• **OBJECTIVE**
Every entry below should be repeated exactly; the pictures should not.

Chart and figure data
....................

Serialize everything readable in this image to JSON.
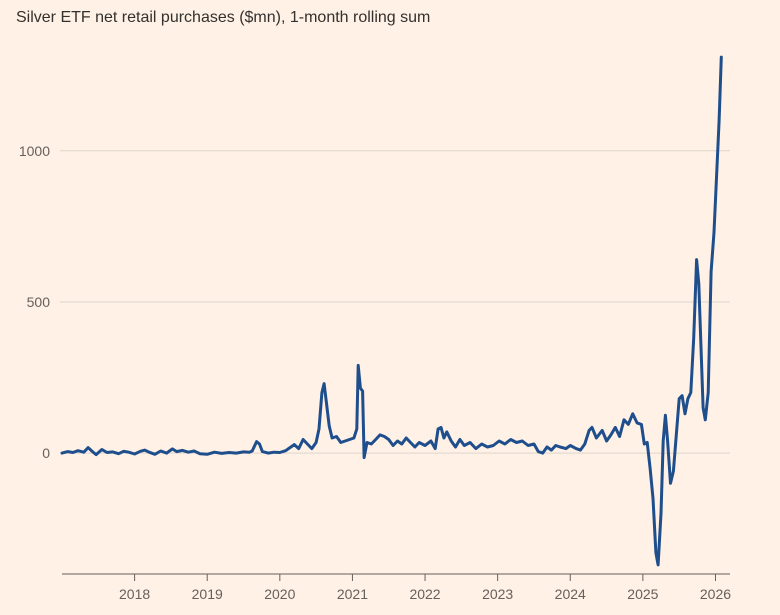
{
  "chart_data": {
    "type": "line",
    "title": "Silver ETF net retail purchases ($mn), 1-month rolling sum",
    "xlabel": "",
    "ylabel": "",
    "xlim": [
      2017.0,
      2026.2
    ],
    "ylim": [
      -400,
      1350
    ],
    "y_ticks": [
      0,
      500,
      1000
    ],
    "x_ticks": [
      2018,
      2019,
      2020,
      2021,
      2022,
      2023,
      2024,
      2025,
      2026
    ],
    "grid": true,
    "colors": {
      "line": "#1f4e8c",
      "grid": "#ddd5cc",
      "axis": "#66605c",
      "background": "#fff1e5"
    },
    "series": [
      {
        "values": [
          [
            2017.0,
            0
          ],
          [
            2017.08,
            5
          ],
          [
            2017.15,
            2
          ],
          [
            2017.22,
            8
          ],
          [
            2017.3,
            3
          ],
          [
            2017.36,
            18
          ],
          [
            2017.42,
            5
          ],
          [
            2017.47,
            -5
          ],
          [
            2017.55,
            12
          ],
          [
            2017.62,
            2
          ],
          [
            2017.7,
            4
          ],
          [
            2017.78,
            -2
          ],
          [
            2017.85,
            6
          ],
          [
            2017.92,
            3
          ],
          [
            2018.0,
            -3
          ],
          [
            2018.08,
            6
          ],
          [
            2018.14,
            10
          ],
          [
            2018.2,
            3
          ],
          [
            2018.28,
            -4
          ],
          [
            2018.36,
            7
          ],
          [
            2018.44,
            0
          ],
          [
            2018.52,
            14
          ],
          [
            2018.58,
            5
          ],
          [
            2018.66,
            9
          ],
          [
            2018.74,
            3
          ],
          [
            2018.82,
            7
          ],
          [
            2018.9,
            -2
          ],
          [
            2019.0,
            -4
          ],
          [
            2019.1,
            3
          ],
          [
            2019.2,
            -1
          ],
          [
            2019.3,
            2
          ],
          [
            2019.4,
            0
          ],
          [
            2019.5,
            4
          ],
          [
            2019.58,
            3
          ],
          [
            2019.62,
            7
          ],
          [
            2019.68,
            38
          ],
          [
            2019.72,
            30
          ],
          [
            2019.76,
            5
          ],
          [
            2019.84,
            0
          ],
          [
            2019.92,
            3
          ],
          [
            2020.0,
            2
          ],
          [
            2020.08,
            8
          ],
          [
            2020.14,
            18
          ],
          [
            2020.2,
            28
          ],
          [
            2020.26,
            15
          ],
          [
            2020.32,
            45
          ],
          [
            2020.38,
            30
          ],
          [
            2020.44,
            15
          ],
          [
            2020.5,
            35
          ],
          [
            2020.54,
            80
          ],
          [
            2020.58,
            200
          ],
          [
            2020.61,
            230
          ],
          [
            2020.64,
            170
          ],
          [
            2020.68,
            90
          ],
          [
            2020.72,
            50
          ],
          [
            2020.78,
            55
          ],
          [
            2020.84,
            35
          ],
          [
            2020.9,
            40
          ],
          [
            2020.96,
            45
          ],
          [
            2021.02,
            50
          ],
          [
            2021.06,
            80
          ],
          [
            2021.08,
            290
          ],
          [
            2021.11,
            215
          ],
          [
            2021.14,
            205
          ],
          [
            2021.16,
            -15
          ],
          [
            2021.2,
            35
          ],
          [
            2021.26,
            30
          ],
          [
            2021.32,
            45
          ],
          [
            2021.38,
            60
          ],
          [
            2021.44,
            55
          ],
          [
            2021.5,
            45
          ],
          [
            2021.56,
            25
          ],
          [
            2021.62,
            40
          ],
          [
            2021.68,
            30
          ],
          [
            2021.74,
            50
          ],
          [
            2021.8,
            35
          ],
          [
            2021.86,
            20
          ],
          [
            2021.92,
            35
          ],
          [
            2022.0,
            25
          ],
          [
            2022.08,
            40
          ],
          [
            2022.14,
            15
          ],
          [
            2022.18,
            80
          ],
          [
            2022.22,
            85
          ],
          [
            2022.26,
            50
          ],
          [
            2022.3,
            70
          ],
          [
            2022.36,
            40
          ],
          [
            2022.42,
            20
          ],
          [
            2022.48,
            45
          ],
          [
            2022.54,
            25
          ],
          [
            2022.62,
            35
          ],
          [
            2022.7,
            15
          ],
          [
            2022.78,
            30
          ],
          [
            2022.86,
            20
          ],
          [
            2022.94,
            25
          ],
          [
            2023.02,
            40
          ],
          [
            2023.1,
            30
          ],
          [
            2023.18,
            45
          ],
          [
            2023.26,
            35
          ],
          [
            2023.34,
            40
          ],
          [
            2023.42,
            25
          ],
          [
            2023.5,
            30
          ],
          [
            2023.56,
            5
          ],
          [
            2023.62,
            0
          ],
          [
            2023.68,
            20
          ],
          [
            2023.74,
            10
          ],
          [
            2023.8,
            25
          ],
          [
            2023.86,
            20
          ],
          [
            2023.94,
            15
          ],
          [
            2024.0,
            25
          ],
          [
            2024.08,
            15
          ],
          [
            2024.14,
            10
          ],
          [
            2024.2,
            30
          ],
          [
            2024.26,
            75
          ],
          [
            2024.3,
            85
          ],
          [
            2024.36,
            50
          ],
          [
            2024.44,
            75
          ],
          [
            2024.5,
            40
          ],
          [
            2024.56,
            60
          ],
          [
            2024.62,
            85
          ],
          [
            2024.68,
            55
          ],
          [
            2024.74,
            110
          ],
          [
            2024.8,
            95
          ],
          [
            2024.86,
            130
          ],
          [
            2024.92,
            100
          ],
          [
            2024.98,
            95
          ],
          [
            2025.02,
            30
          ],
          [
            2025.06,
            35
          ],
          [
            2025.1,
            -50
          ],
          [
            2025.14,
            -150
          ],
          [
            2025.18,
            -330
          ],
          [
            2025.21,
            -370
          ],
          [
            2025.25,
            -200
          ],
          [
            2025.28,
            40
          ],
          [
            2025.31,
            125
          ],
          [
            2025.34,
            40
          ],
          [
            2025.38,
            -100
          ],
          [
            2025.42,
            -60
          ],
          [
            2025.46,
            60
          ],
          [
            2025.5,
            180
          ],
          [
            2025.54,
            190
          ],
          [
            2025.58,
            130
          ],
          [
            2025.62,
            180
          ],
          [
            2025.66,
            200
          ],
          [
            2025.7,
            380
          ],
          [
            2025.74,
            640
          ],
          [
            2025.77,
            560
          ],
          [
            2025.8,
            350
          ],
          [
            2025.83,
            150
          ],
          [
            2025.86,
            110
          ],
          [
            2025.9,
            200
          ],
          [
            2025.94,
            600
          ],
          [
            2025.98,
            730
          ],
          [
            2026.02,
            940
          ],
          [
            2026.05,
            1100
          ],
          [
            2026.08,
            1310
          ]
        ]
      }
    ]
  }
}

....................

• **COMPLETE OUTPUT**
Serialize everything readable in this image to JSON.
{
  "chart_data": {
    "type": "line",
    "title": "Silver ETF net retail purchases ($mn), 1-month rolling sum",
    "xlabel": "",
    "ylabel": "",
    "xlim": [
      2017.0,
      2026.2
    ],
    "ylim": [
      -400,
      1350
    ],
    "y_ticks": [
      0,
      500,
      1000
    ],
    "x_ticks": [
      2018,
      2019,
      2020,
      2021,
      2022,
      2023,
      2024,
      2025,
      2026
    ],
    "grid": true,
    "colors": {
      "line": "#1f4e8c",
      "grid": "#ddd5cc",
      "axis": "#66605c",
      "background": "#fff1e5"
    },
    "series": [
      {
        "values": [
          [
            2017.0,
            0
          ],
          [
            2017.08,
            5
          ],
          [
            2017.15,
            2
          ],
          [
            2017.22,
            8
          ],
          [
            2017.3,
            3
          ],
          [
            2017.36,
            18
          ],
          [
            2017.42,
            5
          ],
          [
            2017.47,
            -5
          ],
          [
            2017.55,
            12
          ],
          [
            2017.62,
            2
          ],
          [
            2017.7,
            4
          ],
          [
            2017.78,
            -2
          ],
          [
            2017.85,
            6
          ],
          [
            2017.92,
            3
          ],
          [
            2018.0,
            -3
          ],
          [
            2018.08,
            6
          ],
          [
            2018.14,
            10
          ],
          [
            2018.2,
            3
          ],
          [
            2018.28,
            -4
          ],
          [
            2018.36,
            7
          ],
          [
            2018.44,
            0
          ],
          [
            2018.52,
            14
          ],
          [
            2018.58,
            5
          ],
          [
            2018.66,
            9
          ],
          [
            2018.74,
            3
          ],
          [
            2018.82,
            7
          ],
          [
            2018.9,
            -2
          ],
          [
            2019.0,
            -4
          ],
          [
            2019.1,
            3
          ],
          [
            2019.2,
            -1
          ],
          [
            2019.3,
            2
          ],
          [
            2019.4,
            0
          ],
          [
            2019.5,
            4
          ],
          [
            2019.58,
            3
          ],
          [
            2019.62,
            7
          ],
          [
            2019.68,
            38
          ],
          [
            2019.72,
            30
          ],
          [
            2019.76,
            5
          ],
          [
            2019.84,
            0
          ],
          [
            2019.92,
            3
          ],
          [
            2020.0,
            2
          ],
          [
            2020.08,
            8
          ],
          [
            2020.14,
            18
          ],
          [
            2020.2,
            28
          ],
          [
            2020.26,
            15
          ],
          [
            2020.32,
            45
          ],
          [
            2020.38,
            30
          ],
          [
            2020.44,
            15
          ],
          [
            2020.5,
            35
          ],
          [
            2020.54,
            80
          ],
          [
            2020.58,
            200
          ],
          [
            2020.61,
            230
          ],
          [
            2020.64,
            170
          ],
          [
            2020.68,
            90
          ],
          [
            2020.72,
            50
          ],
          [
            2020.78,
            55
          ],
          [
            2020.84,
            35
          ],
          [
            2020.9,
            40
          ],
          [
            2020.96,
            45
          ],
          [
            2021.02,
            50
          ],
          [
            2021.06,
            80
          ],
          [
            2021.08,
            290
          ],
          [
            2021.11,
            215
          ],
          [
            2021.14,
            205
          ],
          [
            2021.16,
            -15
          ],
          [
            2021.2,
            35
          ],
          [
            2021.26,
            30
          ],
          [
            2021.32,
            45
          ],
          [
            2021.38,
            60
          ],
          [
            2021.44,
            55
          ],
          [
            2021.5,
            45
          ],
          [
            2021.56,
            25
          ],
          [
            2021.62,
            40
          ],
          [
            2021.68,
            30
          ],
          [
            2021.74,
            50
          ],
          [
            2021.8,
            35
          ],
          [
            2021.86,
            20
          ],
          [
            2021.92,
            35
          ],
          [
            2022.0,
            25
          ],
          [
            2022.08,
            40
          ],
          [
            2022.14,
            15
          ],
          [
            2022.18,
            80
          ],
          [
            2022.22,
            85
          ],
          [
            2022.26,
            50
          ],
          [
            2022.3,
            70
          ],
          [
            2022.36,
            40
          ],
          [
            2022.42,
            20
          ],
          [
            2022.48,
            45
          ],
          [
            2022.54,
            25
          ],
          [
            2022.62,
            35
          ],
          [
            2022.7,
            15
          ],
          [
            2022.78,
            30
          ],
          [
            2022.86,
            20
          ],
          [
            2022.94,
            25
          ],
          [
            2023.02,
            40
          ],
          [
            2023.1,
            30
          ],
          [
            2023.18,
            45
          ],
          [
            2023.26,
            35
          ],
          [
            2023.34,
            40
          ],
          [
            2023.42,
            25
          ],
          [
            2023.5,
            30
          ],
          [
            2023.56,
            5
          ],
          [
            2023.62,
            0
          ],
          [
            2023.68,
            20
          ],
          [
            2023.74,
            10
          ],
          [
            2023.8,
            25
          ],
          [
            2023.86,
            20
          ],
          [
            2023.94,
            15
          ],
          [
            2024.0,
            25
          ],
          [
            2024.08,
            15
          ],
          [
            2024.14,
            10
          ],
          [
            2024.2,
            30
          ],
          [
            2024.26,
            75
          ],
          [
            2024.3,
            85
          ],
          [
            2024.36,
            50
          ],
          [
            2024.44,
            75
          ],
          [
            2024.5,
            40
          ],
          [
            2024.56,
            60
          ],
          [
            2024.62,
            85
          ],
          [
            2024.68,
            55
          ],
          [
            2024.74,
            110
          ],
          [
            2024.8,
            95
          ],
          [
            2024.86,
            130
          ],
          [
            2024.92,
            100
          ],
          [
            2024.98,
            95
          ],
          [
            2025.02,
            30
          ],
          [
            2025.06,
            35
          ],
          [
            2025.1,
            -50
          ],
          [
            2025.14,
            -150
          ],
          [
            2025.18,
            -330
          ],
          [
            2025.21,
            -370
          ],
          [
            2025.25,
            -200
          ],
          [
            2025.28,
            40
          ],
          [
            2025.31,
            125
          ],
          [
            2025.34,
            40
          ],
          [
            2025.38,
            -100
          ],
          [
            2025.42,
            -60
          ],
          [
            2025.46,
            60
          ],
          [
            2025.5,
            180
          ],
          [
            2025.54,
            190
          ],
          [
            2025.58,
            130
          ],
          [
            2025.62,
            180
          ],
          [
            2025.66,
            200
          ],
          [
            2025.7,
            380
          ],
          [
            2025.74,
            640
          ],
          [
            2025.77,
            560
          ],
          [
            2025.8,
            350
          ],
          [
            2025.83,
            150
          ],
          [
            2025.86,
            110
          ],
          [
            2025.9,
            200
          ],
          [
            2025.94,
            600
          ],
          [
            2025.98,
            730
          ],
          [
            2026.02,
            940
          ],
          [
            2026.05,
            1100
          ],
          [
            2026.08,
            1310
          ]
        ]
      }
    ]
  }
}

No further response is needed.